Required task: Transcribe the records exactly. Pictures do not belong in the transcription.

== Input material ==

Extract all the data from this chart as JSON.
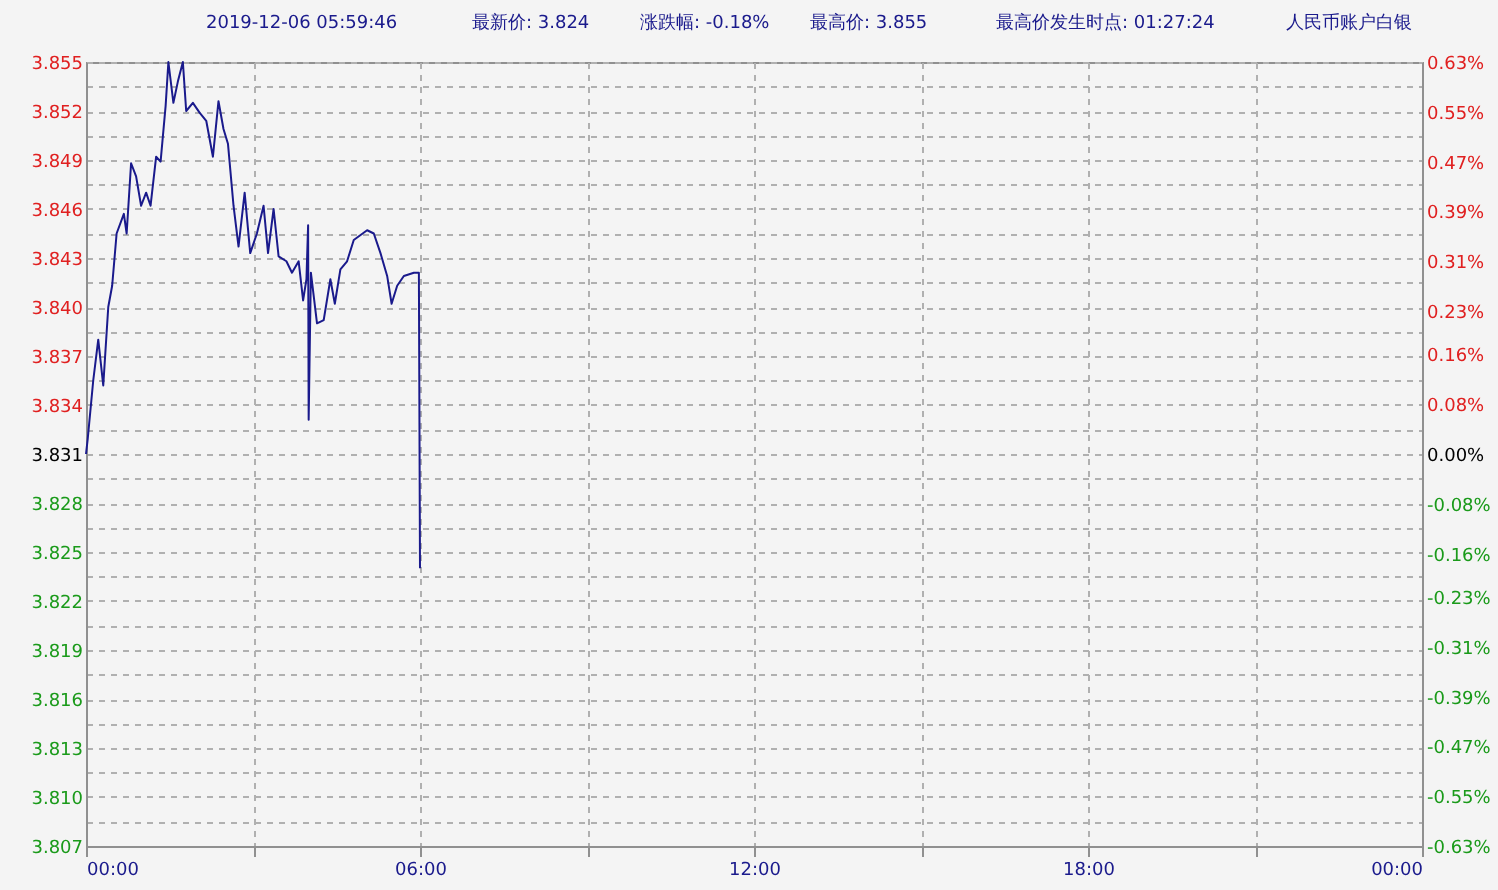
{
  "chart_data": {
    "type": "line",
    "annotations": [
      "2019-12-06 05:59:46",
      "最新价: 3.824",
      "涨跌幅: -0.18%",
      "最高价: 3.855",
      "最高价发生时点:  01:27:24",
      "人民币账户白银"
    ],
    "x": [
      0,
      0.03,
      0.13,
      0.22,
      0.31,
      0.4,
      0.47,
      0.55,
      0.68,
      0.73,
      0.81,
      0.9,
      0.99,
      1.08,
      1.16,
      1.26,
      1.34,
      1.43,
      1.48,
      1.57,
      1.65,
      1.74,
      1.8,
      1.92,
      2.04,
      2.16,
      2.28,
      2.38,
      2.47,
      2.55,
      2.65,
      2.74,
      2.85,
      2.95,
      3.07,
      3.19,
      3.27,
      3.37,
      3.46,
      3.6,
      3.7,
      3.82,
      3.9,
      3.96,
      3.99,
      4.0,
      4.04,
      4.15,
      4.27,
      4.39,
      4.47,
      4.57,
      4.69,
      4.81,
      5.05,
      5.17,
      5.29,
      5.41,
      5.49,
      5.59,
      5.71,
      5.89,
      5.98,
      6.0
    ],
    "series": [
      {
        "color": "#1a1a8c",
        "values": [
          3.831,
          3.8319,
          3.8355,
          3.838,
          3.8352,
          3.84,
          3.8413,
          3.8445,
          3.8457,
          3.8445,
          3.8488,
          3.848,
          3.8462,
          3.847,
          3.8462,
          3.8492,
          3.8489,
          3.8523,
          3.855,
          3.8525,
          3.8538,
          3.855,
          3.852,
          3.8525,
          3.8519,
          3.8514,
          3.8492,
          3.8526,
          3.8509,
          3.85,
          3.8462,
          3.8437,
          3.847,
          3.8433,
          3.8445,
          3.8462,
          3.8433,
          3.846,
          3.8431,
          3.8428,
          3.8421,
          3.8428,
          3.8404,
          3.8417,
          3.845,
          3.8331,
          3.8421,
          3.839,
          3.8392,
          3.8417,
          3.8402,
          3.8423,
          3.8428,
          3.8441,
          3.8447,
          3.8445,
          3.8433,
          3.8419,
          3.8402,
          3.8413,
          3.8419,
          3.8421,
          3.8421,
          3.824
        ]
      }
    ],
    "xlim": [
      0,
      24
    ],
    "xticks": [
      {
        "value": 0,
        "label": "00:00"
      },
      {
        "value": 3,
        "label": null
      },
      {
        "value": 6,
        "label": "06:00"
      },
      {
        "value": 9,
        "label": null
      },
      {
        "value": 12,
        "label": "12:00"
      },
      {
        "value": 15,
        "label": null
      },
      {
        "value": 18,
        "label": "18:00"
      },
      {
        "value": 21,
        "label": null
      },
      {
        "value": 24,
        "label": "00:00"
      }
    ],
    "ylim": [
      3.807,
      3.855
    ],
    "yticks": [
      {
        "value": 3.807,
        "label": "3.807"
      },
      {
        "value": 3.8085,
        "label": null
      },
      {
        "value": 3.81,
        "label": "3.810"
      },
      {
        "value": 3.8115,
        "label": null
      },
      {
        "value": 3.813,
        "label": "3.813"
      },
      {
        "value": 3.8145,
        "label": null
      },
      {
        "value": 3.816,
        "label": "3.816"
      },
      {
        "value": 3.8175,
        "label": null
      },
      {
        "value": 3.819,
        "label": "3.819"
      },
      {
        "value": 3.8205,
        "label": null
      },
      {
        "value": 3.822,
        "label": "3.822"
      },
      {
        "value": 3.8235,
        "label": null
      },
      {
        "value": 3.825,
        "label": "3.825"
      },
      {
        "value": 3.8265,
        "label": null
      },
      {
        "value": 3.828,
        "label": "3.828"
      },
      {
        "value": 3.8295,
        "label": null
      },
      {
        "value": 3.831,
        "label": "3.831"
      },
      {
        "value": 3.8325,
        "label": null
      },
      {
        "value": 3.834,
        "label": "3.834"
      },
      {
        "value": 3.8355,
        "label": null
      },
      {
        "value": 3.837,
        "label": "3.837"
      },
      {
        "value": 3.8385,
        "label": null
      },
      {
        "value": 3.84,
        "label": "3.840"
      },
      {
        "value": 3.8415,
        "label": null
      },
      {
        "value": 3.843,
        "label": "3.843"
      },
      {
        "value": 3.8445,
        "label": null
      },
      {
        "value": 3.846,
        "label": "3.846"
      },
      {
        "value": 3.8475,
        "label": null
      },
      {
        "value": 3.849,
        "label": "3.849"
      },
      {
        "value": 3.8505,
        "label": null
      },
      {
        "value": 3.852,
        "label": "3.852"
      },
      {
        "value": 3.8535,
        "label": null
      },
      {
        "value": 3.855,
        "label": "3.855"
      }
    ],
    "y2lim": [
      -0.63,
      0.63
    ],
    "y2ticks": [
      {
        "value": -0.63,
        "label": "-0.63%"
      },
      {
        "value": -0.55,
        "label": "-0.55%"
      },
      {
        "value": -0.47,
        "label": "-0.47%"
      },
      {
        "value": -0.39,
        "label": "-0.39%"
      },
      {
        "value": -0.31,
        "label": "-0.31%"
      },
      {
        "value": -0.23,
        "label": "-0.23%"
      },
      {
        "value": -0.16,
        "label": "-0.16%"
      },
      {
        "value": -0.08,
        "label": "-0.08%"
      },
      {
        "value": 0,
        "label": "0.00%"
      },
      {
        "value": 0.08,
        "label": "0.08%"
      },
      {
        "value": 0.16,
        "label": "0.16%"
      },
      {
        "value": 0.23,
        "label": "0.23%"
      },
      {
        "value": 0.31,
        "label": "0.31%"
      },
      {
        "value": 0.39,
        "label": "0.39%"
      },
      {
        "value": 0.47,
        "label": "0.47%"
      },
      {
        "value": 0.55,
        "label": "0.55%"
      },
      {
        "value": 0.63,
        "label": "0.63%"
      }
    ],
    "grid": true,
    "marker": "none",
    "line_style": "solid"
  }
}
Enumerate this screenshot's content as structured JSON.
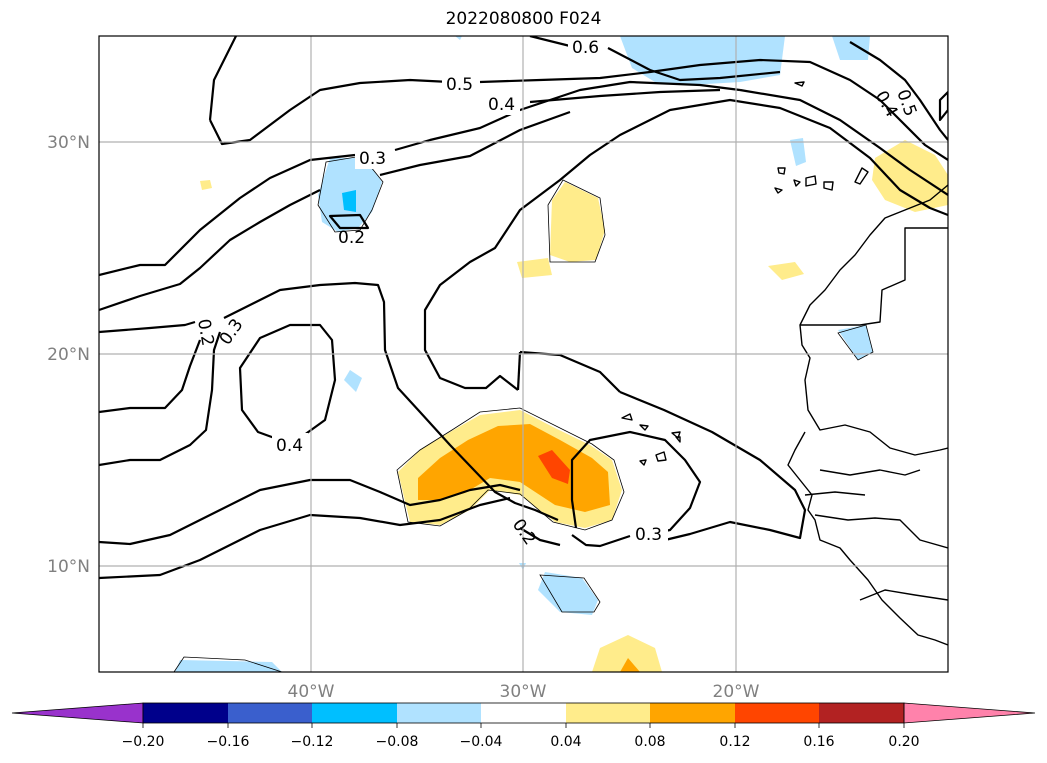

===

Solution to this task:
Extract all the data from this chart as JSON.
{
  "chart_data": {
    "type": "line",
    "annotations": [
      "2019-12-06 05:59:46",
      "最新价: 3.824",
      "涨跌幅: -0.18%",
      "最高价: 3.855",
      "最高价发生时点:  01:27:24",
      "人民币账户白银"
    ],
    "x": [
      0,
      0.03,
      0.13,
      0.22,
      0.31,
      0.4,
      0.47,
      0.55,
      0.68,
      0.73,
      0.81,
      0.9,
      0.99,
      1.08,
      1.16,
      1.26,
      1.34,
      1.43,
      1.48,
      1.57,
      1.65,
      1.74,
      1.8,
      1.92,
      2.04,
      2.16,
      2.28,
      2.38,
      2.47,
      2.55,
      2.65,
      2.74,
      2.85,
      2.95,
      3.07,
      3.19,
      3.27,
      3.37,
      3.46,
      3.6,
      3.7,
      3.82,
      3.9,
      3.96,
      3.99,
      4.0,
      4.04,
      4.15,
      4.27,
      4.39,
      4.47,
      4.57,
      4.69,
      4.81,
      5.05,
      5.17,
      5.29,
      5.41,
      5.49,
      5.59,
      5.71,
      5.89,
      5.98,
      6.0
    ],
    "series": [
      {
        "color": "#1a1a8c",
        "values": [
          3.831,
          3.8319,
          3.8355,
          3.838,
          3.8352,
          3.84,
          3.8413,
          3.8445,
          3.8457,
          3.8445,
          3.8488,
          3.848,
          3.8462,
          3.847,
          3.8462,
          3.8492,
          3.8489,
          3.8523,
          3.855,
          3.8525,
          3.8538,
          3.855,
          3.852,
          3.8525,
          3.8519,
          3.8514,
          3.8492,
          3.8526,
          3.8509,
          3.85,
          3.8462,
          3.8437,
          3.847,
          3.8433,
          3.8445,
          3.8462,
          3.8433,
          3.846,
          3.8431,
          3.8428,
          3.8421,
          3.8428,
          3.8404,
          3.8417,
          3.845,
          3.8331,
          3.8421,
          3.839,
          3.8392,
          3.8417,
          3.8402,
          3.8423,
          3.8428,
          3.8441,
          3.8447,
          3.8445,
          3.8433,
          3.8419,
          3.8402,
          3.8413,
          3.8419,
          3.8421,
          3.8421,
          3.824
        ]
      }
    ],
    "xlim": [
      0,
      24
    ],
    "xticks": [
      {
        "value": 0,
        "label": "00:00"
      },
      {
        "value": 3,
        "label": null
      },
      {
        "value": 6,
        "label": "06:00"
      },
      {
        "value": 9,
        "label": null
      },
      {
        "value": 12,
        "label": "12:00"
      },
      {
        "value": 15,
        "label": null
      },
      {
        "value": 18,
        "label": "18:00"
      },
      {
        "value": 21,
        "label": null
      },
      {
        "value": 24,
        "label": "00:00"
      }
    ],
    "ylim": [
      3.807,
      3.855
    ],
    "yticks": [
      {
        "value": 3.807,
        "label": "3.807"
      },
      {
        "value": 3.8085,
        "label": null
      },
      {
        "value": 3.81,
        "label": "3.810"
      },
      {
        "value": 3.8115,
        "label": null
      },
      {
        "value": 3.813,
        "label": "3.813"
      },
      {
        "value": 3.8145,
        "label": null
      },
      {
        "value": 3.816,
        "label": "3.816"
      },
      {
        "value": 3.8175,
        "label": null
      },
      {
        "value": 3.819,
        "label": "3.819"
      },
      {
        "value": 3.8205,
        "label": null
      },
      {
        "value": 3.822,
        "label": "3.822"
      },
      {
        "value": 3.8235,
        "label": null
      },
      {
        "value": 3.825,
        "label": "3.825"
      },
      {
        "value": 3.8265,
        "label": null
      },
      {
        "value": 3.828,
        "label": "3.828"
      },
      {
        "value": 3.8295,
        "label": null
      },
      {
        "value": 3.831,
        "label": "3.831"
      },
      {
        "value": 3.8325,
        "label": null
      },
      {
        "value": 3.834,
        "label": "3.834"
      },
      {
        "value": 3.8355,
        "label": null
      },
      {
        "value": 3.837,
        "label": "3.837"
      },
      {
        "value": 3.8385,
        "label": null
      },
      {
        "value": 3.84,
        "label": "3.840"
      },
      {
        "value": 3.8415,
        "label": null
      },
      {
        "value": 3.843,
        "label": "3.843"
      },
      {
        "value": 3.8445,
        "label": null
      },
      {
        "value": 3.846,
        "label": "3.846"
      },
      {
        "value": 3.8475,
        "label": null
      },
      {
        "value": 3.849,
        "label": "3.849"
      },
      {
        "value": 3.8505,
        "label": null
      },
      {
        "value": 3.852,
        "label": "3.852"
      },
      {
        "value": 3.8535,
        "label": null
      },
      {
        "value": 3.855,
        "label": "3.855"
      }
    ],
    "y2lim": [
      -0.63,
      0.63
    ],
    "y2ticks": [
      {
        "value": -0.63,
        "label": "-0.63%"
      },
      {
        "value": -0.55,
        "label": "-0.55%"
      },
      {
        "value": -0.47,
        "label": "-0.47%"
      },
      {
        "value": -0.39,
        "label": "-0.39%"
      },
      {
        "value": -0.31,
        "label": "-0.31%"
      },
      {
        "value": -0.23,
        "label": "-0.23%"
      },
      {
        "value": -0.16,
        "label": "-0.16%"
      },
      {
        "value": -0.08,
        "label": "-0.08%"
      },
      {
        "value": 0,
        "label": "0.00%"
      },
      {
        "value": 0.08,
        "label": "0.08%"
      },
      {
        "value": 0.16,
        "label": "0.16%"
      },
      {
        "value": 0.23,
        "label": "0.23%"
      },
      {
        "value": 0.31,
        "label": "0.31%"
      },
      {
        "value": 0.39,
        "label": "0.39%"
      },
      {
        "value": 0.47,
        "label": "0.47%"
      },
      {
        "value": 0.55,
        "label": "0.55%"
      },
      {
        "value": 0.63,
        "label": "0.63%"
      }
    ],
    "grid": true,
    "marker": "none",
    "line_style": "solid"
  }
}
Enumerate this screenshot's content as structured JSON.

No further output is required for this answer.